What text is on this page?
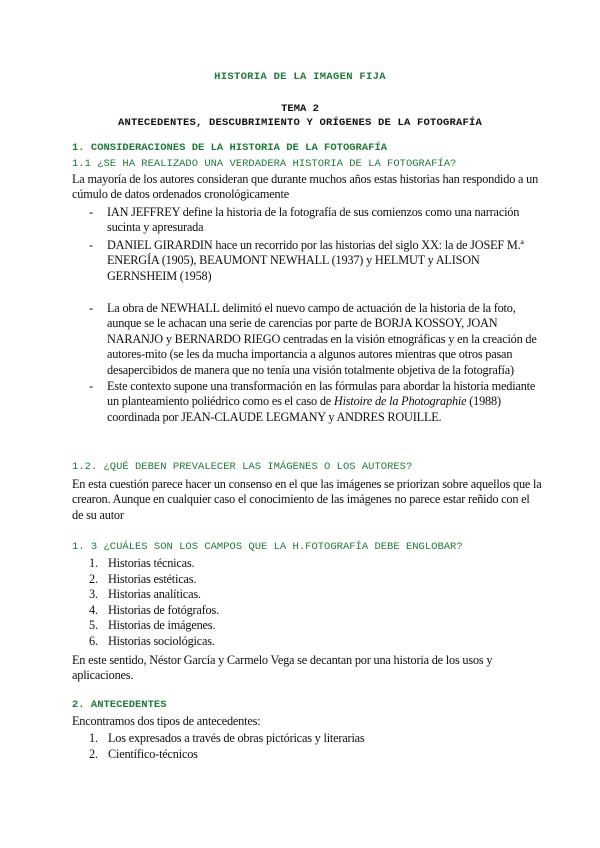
HISTORIA DE LA IMAGEN FIJA
TEMA 2
ANTECEDENTES, DESCUBRIMIENTO Y ORÍGENES DE LA FOTOGRAFÍA
1. CONSIDERACIONES DE LA HISTORIA DE LA FOTOGRAFÍA
1.1 ¿SE HA REALIZADO UNA VERDADERA HISTORIA DE LA FOTOGRAFÍA?
La mayoría de los autores consideran que durante muchos años estas historias han respondido a un cúmulo de datos ordenados cronológicamente
- IAN JEFFREY define la historia de la fotografía de sus comienzos como una narración sucinta y apresurada
- DANIEL GIRARDIN hace un recorrido por las historias del siglo XX: la de JOSEF M.ª ENERGÍA (1905), BEAUMONT NEWHALL (1937) y HELMUT y ALISON GERNSHEIM (1958)
- La obra de NEWHALL delimitó el nuevo campo de actuación de la historia de la foto, aunque se le achacan una serie de carencias por parte de BORJA KOSSOY, JOAN NARANJO y BERNARDO RIEGO centradas en la visión etnográficas y en la creación de autores-mito (se les da mucha importancia a algunos autores mientras que otros pasan desapercibidos de manera que no tenía una visión totalmente objetiva de la fotografía)
- Este contexto supone una transformación en las fórmulas para abordar la historia mediante un planteamiento poliédrico como es el caso de Histoire de la Photographie (1988) coordinada por JEAN-CLAUDE LEGMANY y ANDRES ROUILLE.
1.2. ¿QUÉ DEBEN PREVALECER LAS IMÁGENES O LOS AUTORES?
En esta cuestión parece hacer un consenso en el que las imágenes se priorizan sobre aquellos que la crearon. Aunque en cualquier caso el conocimiento de las imágenes no parece estar reñido con el de su autor
1. 3 ¿CUÁLES SON LOS CAMPOS QUE LA H.FOTOGRAFÍA DEBE ENGLOBAR?
1. Historias técnicas.
2. Historias estéticas.
3. Historias analíticas.
4. Historias de fotógrafos.
5. Historias de imágenes.
6. Historias sociológicas.
En este sentido, Néstor García y Carmelo Vega se decantan por una historia de los usos y aplicaciones.
2. ANTECEDENTES
Encontramos dos tipos de antecedentes:
1. Los expresados a través de obras pictóricas y literarias
2. Científico-técnicos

.....

What the task requires
Skip the pictures, then return the rest of the data exactly.

Answer
What text is on this page?
HISTORIA DE LA IMAGEN FIJA
TEMA 2
ANTECEDENTES, DESCUBRIMIENTO Y ORÍGENES DE LA FOTOGRAFÍA
1. CONSIDERACIONES DE LA HISTORIA DE LA FOTOGRAFÍA
1.1 ¿SE HA REALIZADO UNA VERDADERA HISTORIA DE LA FOTOGRAFÍA?
La mayoría de los autores consideran que durante muchos años estas historias han respondido a un cúmulo de datos ordenados cronológicamente
- IAN JEFFREY define la historia de la fotografía de sus comienzos como una narración sucinta y apresurada
- DANIEL GIRARDIN hace un recorrido por las historias del siglo XX: la de JOSEF M.ª ENERGÍA (1905), BEAUMONT NEWHALL (1937) y HELMUT y ALISON GERNSHEIM (1958)
- La obra de NEWHALL delimitó el nuevo campo de actuación de la historia de la foto, aunque se le achacan una serie de carencias por parte de BORJA KOSSOY, JOAN NARANJO y BERNARDO RIEGO centradas en la visión etnográficas y en la creación de autores-mito (se les da mucha importancia a algunos autores mientras que otros pasan desapercibidos de manera que no tenía una visión totalmente objetiva de la fotografía)
- Este contexto supone una transformación en las fórmulas para abordar la historia mediante un planteamiento poliédrico como es el caso de Histoire de la Photographie (1988) coordinada por JEAN-CLAUDE LEGMANY y ANDRES ROUILLE.
1.2. ¿QUÉ DEBEN PREVALECER LAS IMÁGENES O LOS AUTORES?
En esta cuestión parece hacer un consenso en el que las imágenes se priorizan sobre aquellos que la crearon. Aunque en cualquier caso el conocimiento de las imágenes no parece estar reñido con el de su autor
1. 3 ¿CUÁLES SON LOS CAMPOS QUE LA H.FOTOGRAFÍA DEBE ENGLOBAR?
1. Historias técnicas.
2. Historias estéticas.
3. Historias analíticas.
4. Historias de fotógrafos.
5. Historias de imágenes.
6. Historias sociológicas.
En este sentido, Néstor García y Carmelo Vega se decantan por una historia de los usos y aplicaciones.
2. ANTECEDENTES
Encontramos dos tipos de antecedentes:
1. Los expresados a través de obras pictóricas y literarias
2. Científico-técnicos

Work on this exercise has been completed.